Collected data:
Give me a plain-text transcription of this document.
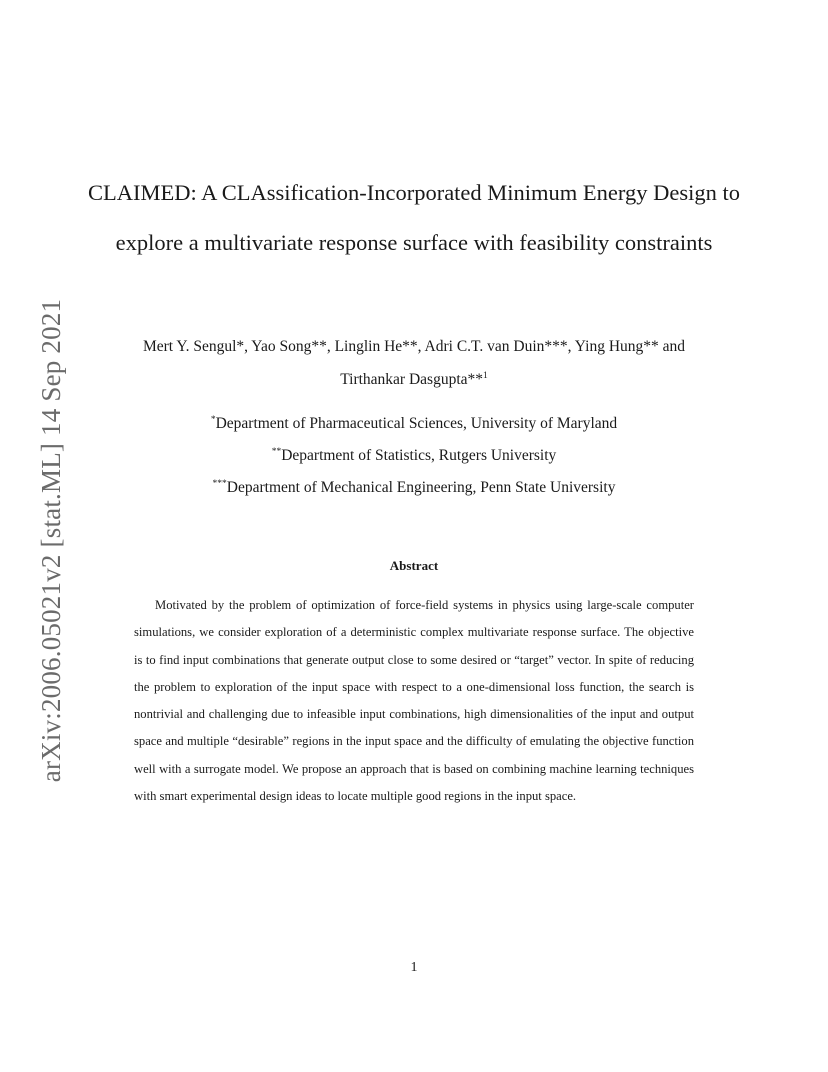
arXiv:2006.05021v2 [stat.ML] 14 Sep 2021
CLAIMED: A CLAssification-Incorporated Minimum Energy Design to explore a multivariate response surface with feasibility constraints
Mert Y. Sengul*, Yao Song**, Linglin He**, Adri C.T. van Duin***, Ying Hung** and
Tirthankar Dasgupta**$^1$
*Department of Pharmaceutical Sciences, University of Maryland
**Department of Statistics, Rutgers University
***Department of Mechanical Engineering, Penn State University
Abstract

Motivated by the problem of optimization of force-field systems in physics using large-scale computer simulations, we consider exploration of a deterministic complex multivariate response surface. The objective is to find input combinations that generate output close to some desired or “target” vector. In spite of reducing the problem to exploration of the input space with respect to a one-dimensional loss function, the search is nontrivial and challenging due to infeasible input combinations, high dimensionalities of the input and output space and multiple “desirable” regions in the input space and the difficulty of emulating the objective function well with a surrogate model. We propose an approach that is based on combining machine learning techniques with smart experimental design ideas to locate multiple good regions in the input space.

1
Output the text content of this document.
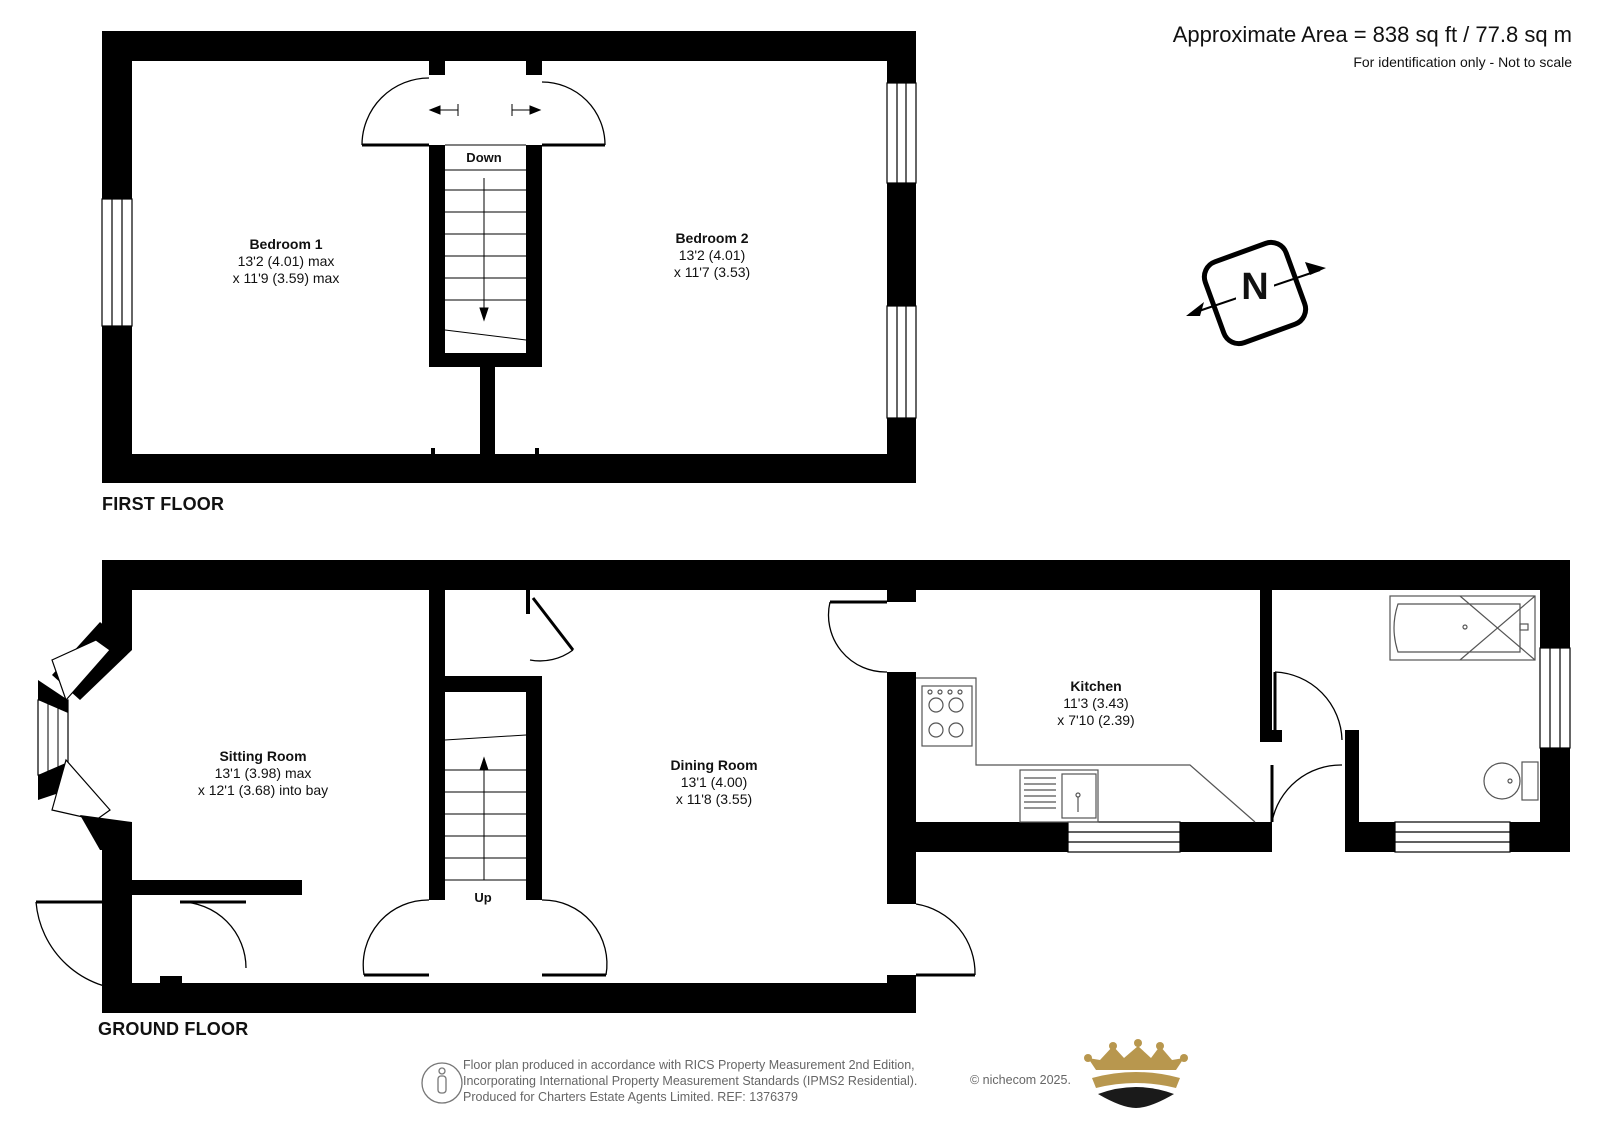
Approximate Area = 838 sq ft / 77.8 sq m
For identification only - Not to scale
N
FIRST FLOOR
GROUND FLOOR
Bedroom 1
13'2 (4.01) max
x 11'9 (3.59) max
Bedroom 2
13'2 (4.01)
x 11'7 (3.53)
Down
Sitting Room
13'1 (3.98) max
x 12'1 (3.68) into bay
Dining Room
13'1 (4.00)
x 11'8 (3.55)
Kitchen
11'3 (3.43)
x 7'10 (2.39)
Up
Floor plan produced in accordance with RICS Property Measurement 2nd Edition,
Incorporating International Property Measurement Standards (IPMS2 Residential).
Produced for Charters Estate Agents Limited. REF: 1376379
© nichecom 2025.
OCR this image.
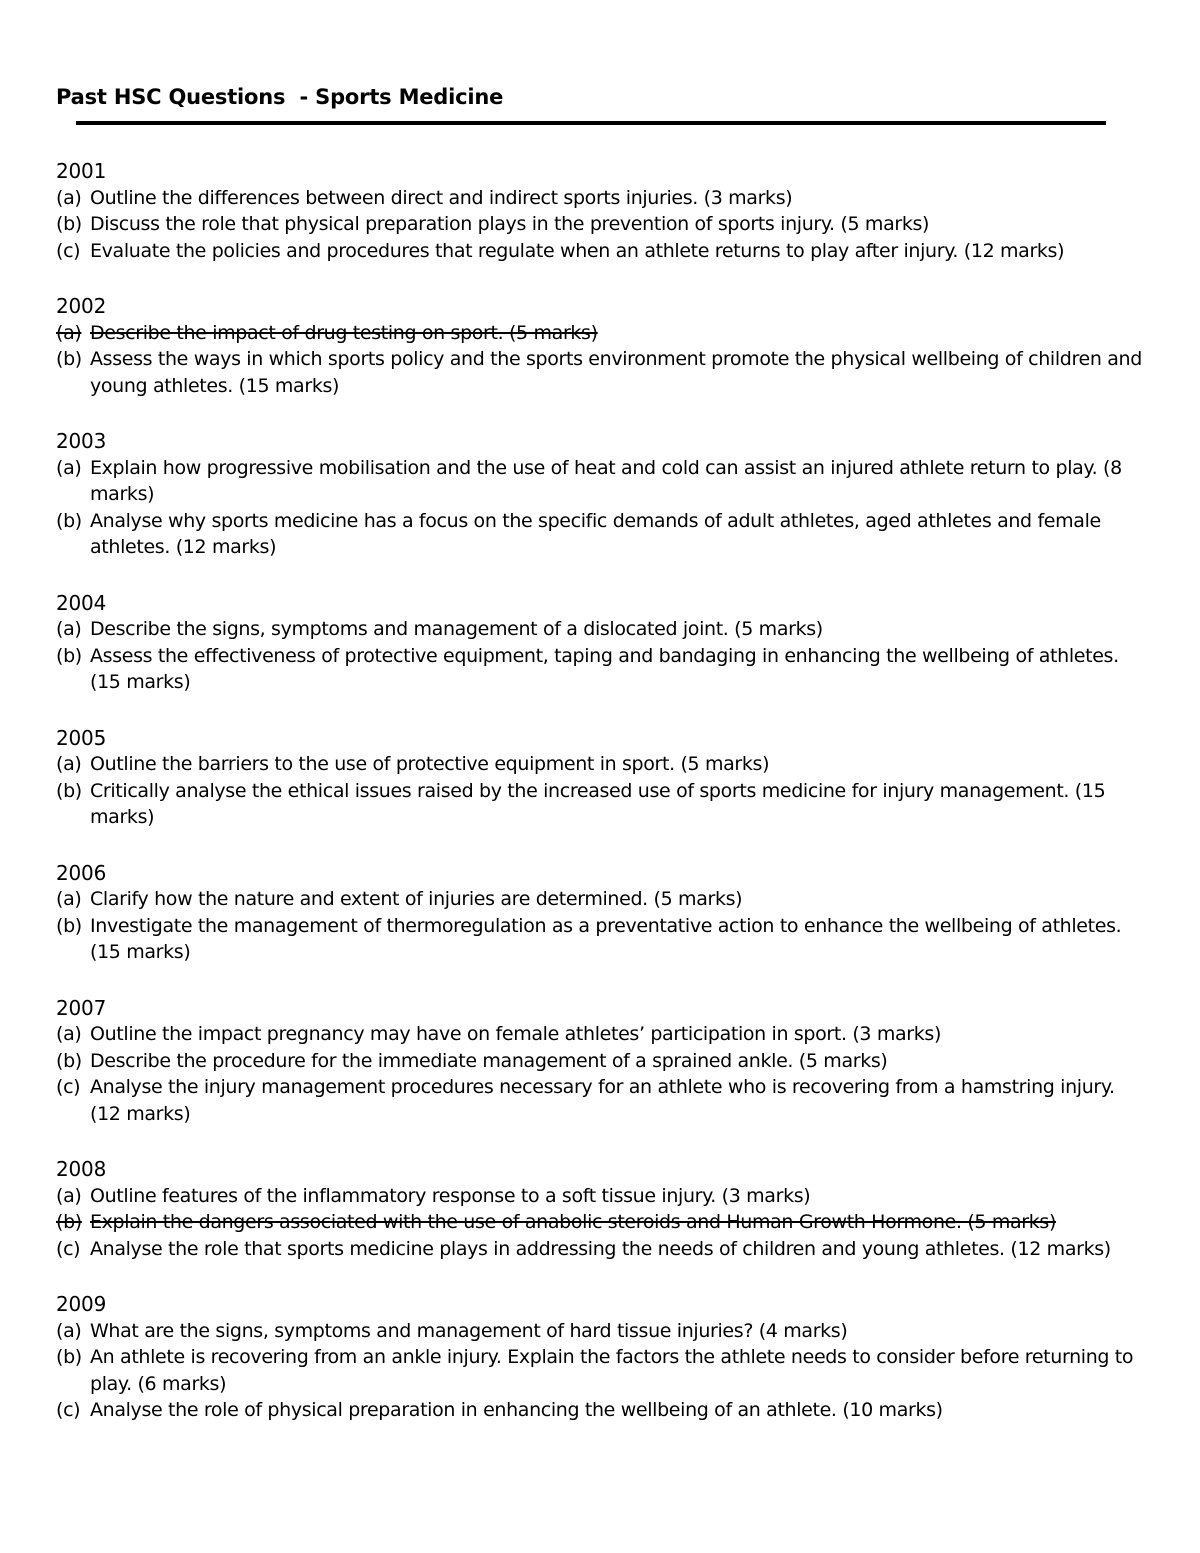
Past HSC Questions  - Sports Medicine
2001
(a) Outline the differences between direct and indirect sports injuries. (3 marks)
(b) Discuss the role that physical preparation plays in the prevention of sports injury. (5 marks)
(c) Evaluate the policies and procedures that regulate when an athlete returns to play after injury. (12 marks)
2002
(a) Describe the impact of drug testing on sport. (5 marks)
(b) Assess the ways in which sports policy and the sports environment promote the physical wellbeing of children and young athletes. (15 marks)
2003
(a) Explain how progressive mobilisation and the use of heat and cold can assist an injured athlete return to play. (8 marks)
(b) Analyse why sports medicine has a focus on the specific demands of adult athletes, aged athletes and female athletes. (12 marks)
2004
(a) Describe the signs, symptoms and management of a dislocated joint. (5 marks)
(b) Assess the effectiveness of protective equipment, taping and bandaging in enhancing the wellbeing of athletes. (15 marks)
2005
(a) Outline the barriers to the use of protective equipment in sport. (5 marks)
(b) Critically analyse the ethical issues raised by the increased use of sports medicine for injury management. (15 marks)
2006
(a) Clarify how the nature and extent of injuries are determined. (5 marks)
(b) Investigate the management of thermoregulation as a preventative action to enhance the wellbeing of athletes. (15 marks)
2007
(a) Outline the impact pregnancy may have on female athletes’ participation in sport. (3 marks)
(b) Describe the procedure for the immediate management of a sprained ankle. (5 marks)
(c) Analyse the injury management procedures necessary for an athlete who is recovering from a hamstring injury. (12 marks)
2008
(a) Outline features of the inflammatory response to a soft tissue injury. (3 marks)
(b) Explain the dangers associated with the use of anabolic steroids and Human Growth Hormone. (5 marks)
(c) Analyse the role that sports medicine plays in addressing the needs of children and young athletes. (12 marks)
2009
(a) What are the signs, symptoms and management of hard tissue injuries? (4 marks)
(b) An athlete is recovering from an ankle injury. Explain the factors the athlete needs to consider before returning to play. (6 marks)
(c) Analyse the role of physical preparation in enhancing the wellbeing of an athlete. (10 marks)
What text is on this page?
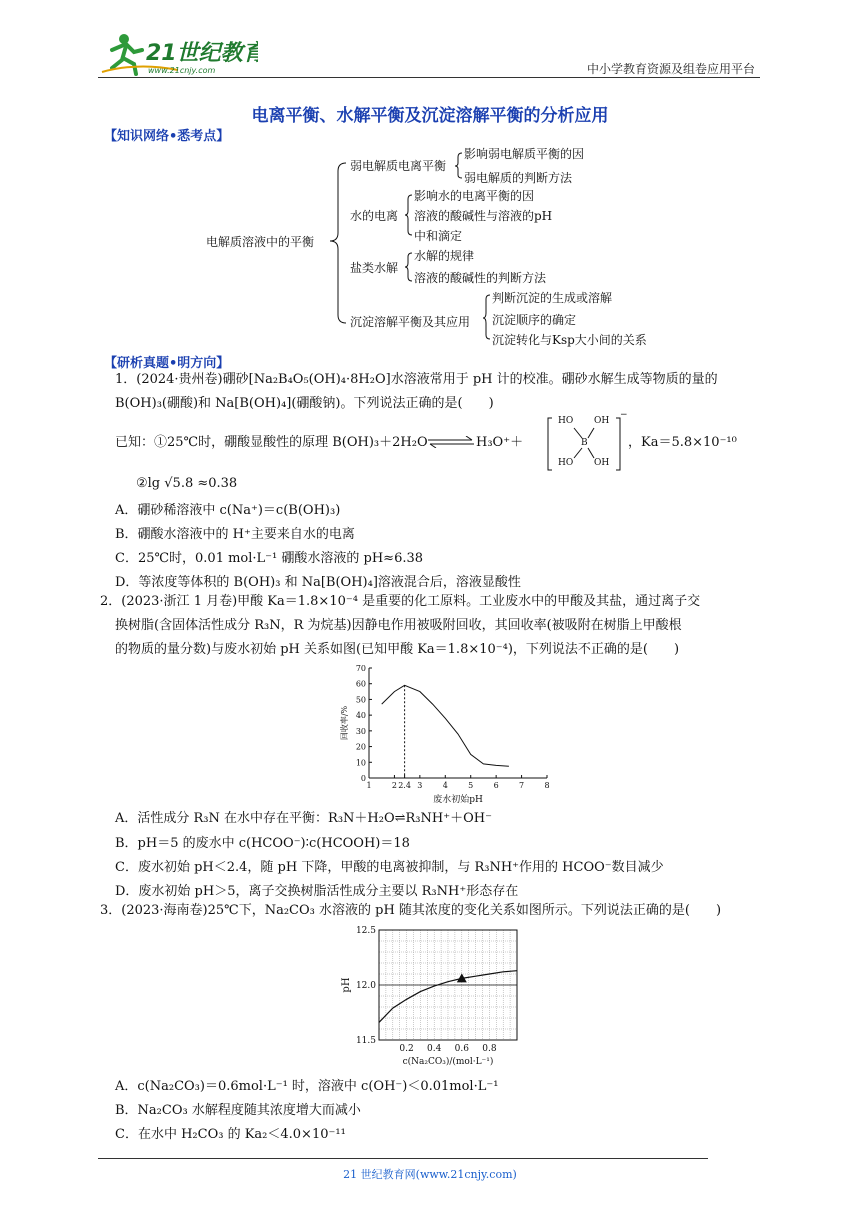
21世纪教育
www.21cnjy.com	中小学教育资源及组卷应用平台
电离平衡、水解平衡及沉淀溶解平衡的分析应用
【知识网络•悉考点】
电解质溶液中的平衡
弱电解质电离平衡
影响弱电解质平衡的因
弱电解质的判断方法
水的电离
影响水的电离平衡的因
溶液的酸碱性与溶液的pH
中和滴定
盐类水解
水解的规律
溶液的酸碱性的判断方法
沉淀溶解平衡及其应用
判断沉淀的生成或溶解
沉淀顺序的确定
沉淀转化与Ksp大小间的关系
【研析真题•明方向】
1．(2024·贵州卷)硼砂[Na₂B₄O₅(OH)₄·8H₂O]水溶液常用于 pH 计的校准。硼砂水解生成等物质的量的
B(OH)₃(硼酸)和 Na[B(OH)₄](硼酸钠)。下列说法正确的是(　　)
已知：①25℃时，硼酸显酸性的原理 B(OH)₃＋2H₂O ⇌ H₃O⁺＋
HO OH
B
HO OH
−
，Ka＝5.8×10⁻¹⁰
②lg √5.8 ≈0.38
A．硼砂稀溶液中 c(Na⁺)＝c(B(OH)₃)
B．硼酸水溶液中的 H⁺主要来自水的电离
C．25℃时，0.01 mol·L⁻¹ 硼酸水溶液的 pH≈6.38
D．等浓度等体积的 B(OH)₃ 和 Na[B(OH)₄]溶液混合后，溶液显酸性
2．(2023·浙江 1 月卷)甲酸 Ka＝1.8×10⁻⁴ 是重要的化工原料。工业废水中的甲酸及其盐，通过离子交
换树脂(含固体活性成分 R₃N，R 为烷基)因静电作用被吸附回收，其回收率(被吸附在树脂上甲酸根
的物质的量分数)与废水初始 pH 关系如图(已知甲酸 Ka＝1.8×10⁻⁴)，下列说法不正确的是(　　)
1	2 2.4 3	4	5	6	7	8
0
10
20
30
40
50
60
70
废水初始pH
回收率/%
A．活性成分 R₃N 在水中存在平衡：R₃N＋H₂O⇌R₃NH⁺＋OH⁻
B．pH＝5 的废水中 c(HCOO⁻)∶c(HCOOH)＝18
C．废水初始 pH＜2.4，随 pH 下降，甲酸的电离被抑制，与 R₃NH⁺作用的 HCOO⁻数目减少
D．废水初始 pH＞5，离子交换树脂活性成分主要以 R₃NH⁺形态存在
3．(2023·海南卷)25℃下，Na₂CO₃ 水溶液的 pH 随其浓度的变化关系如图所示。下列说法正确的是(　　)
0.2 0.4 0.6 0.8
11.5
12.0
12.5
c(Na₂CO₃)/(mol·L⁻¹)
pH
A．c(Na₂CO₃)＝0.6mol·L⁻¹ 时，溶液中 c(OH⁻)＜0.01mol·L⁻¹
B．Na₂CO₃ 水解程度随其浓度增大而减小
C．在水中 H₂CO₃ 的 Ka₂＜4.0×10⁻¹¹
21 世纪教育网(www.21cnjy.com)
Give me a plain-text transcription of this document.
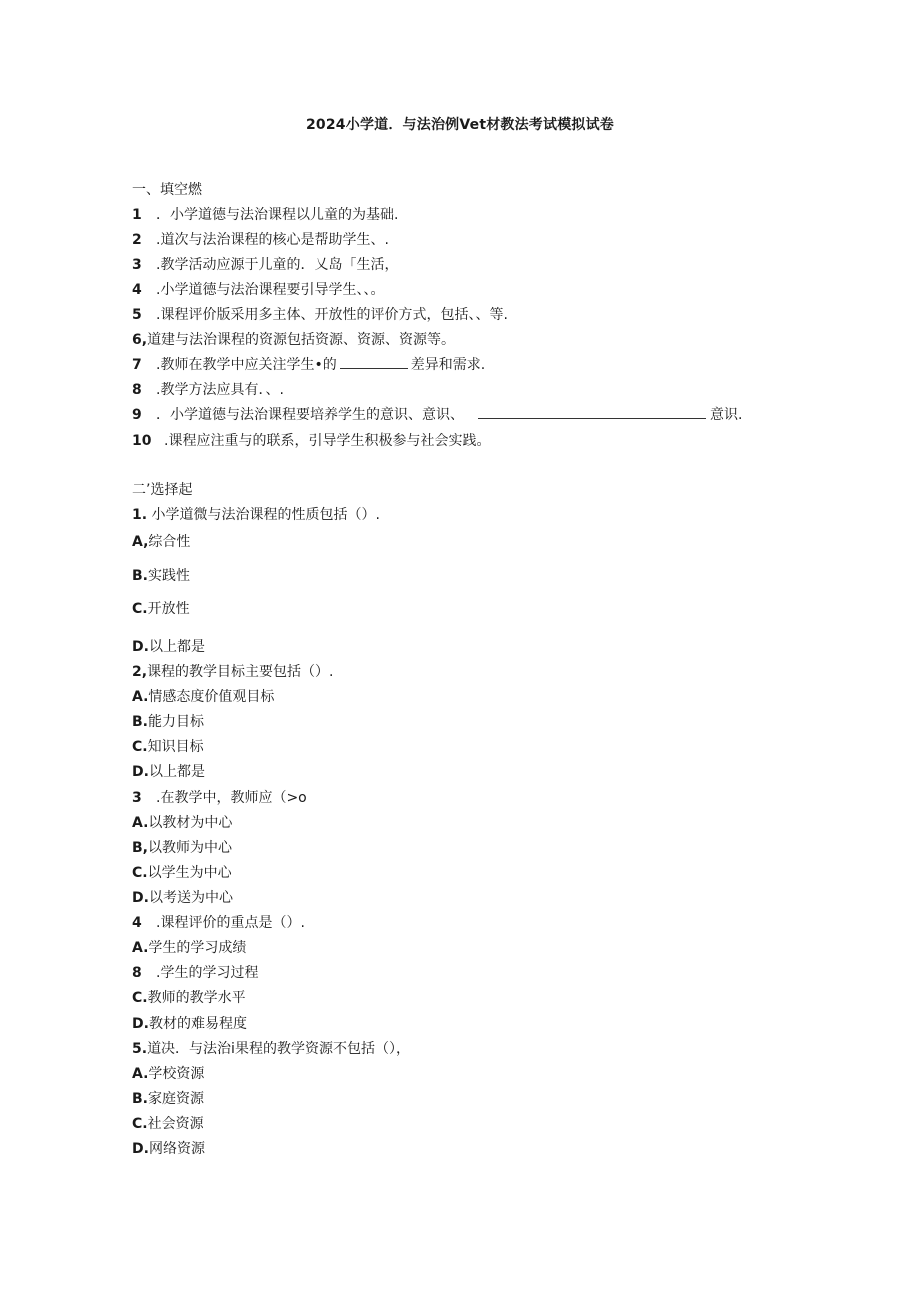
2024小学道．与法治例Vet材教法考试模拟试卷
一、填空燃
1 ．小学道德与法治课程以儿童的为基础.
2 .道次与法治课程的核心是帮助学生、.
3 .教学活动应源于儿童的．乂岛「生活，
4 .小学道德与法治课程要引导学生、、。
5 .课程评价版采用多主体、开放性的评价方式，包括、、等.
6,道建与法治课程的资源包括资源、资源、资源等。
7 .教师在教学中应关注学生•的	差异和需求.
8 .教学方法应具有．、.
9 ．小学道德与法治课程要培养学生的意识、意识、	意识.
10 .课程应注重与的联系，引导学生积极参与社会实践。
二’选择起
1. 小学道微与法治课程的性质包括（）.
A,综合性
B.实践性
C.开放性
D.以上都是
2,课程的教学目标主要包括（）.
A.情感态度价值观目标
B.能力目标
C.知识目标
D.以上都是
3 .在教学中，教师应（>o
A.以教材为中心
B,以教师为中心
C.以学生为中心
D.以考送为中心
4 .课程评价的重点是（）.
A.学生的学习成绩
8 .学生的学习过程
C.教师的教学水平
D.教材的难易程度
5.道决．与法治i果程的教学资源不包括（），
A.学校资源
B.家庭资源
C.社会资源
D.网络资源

WRITTEN REQUEST
Search the entries for the string "What" and collect each line that has it.

THE ANSWER
(a) What are the signs, symptoms and management of hard tissue injuries? (4 marks)
What text is on this page?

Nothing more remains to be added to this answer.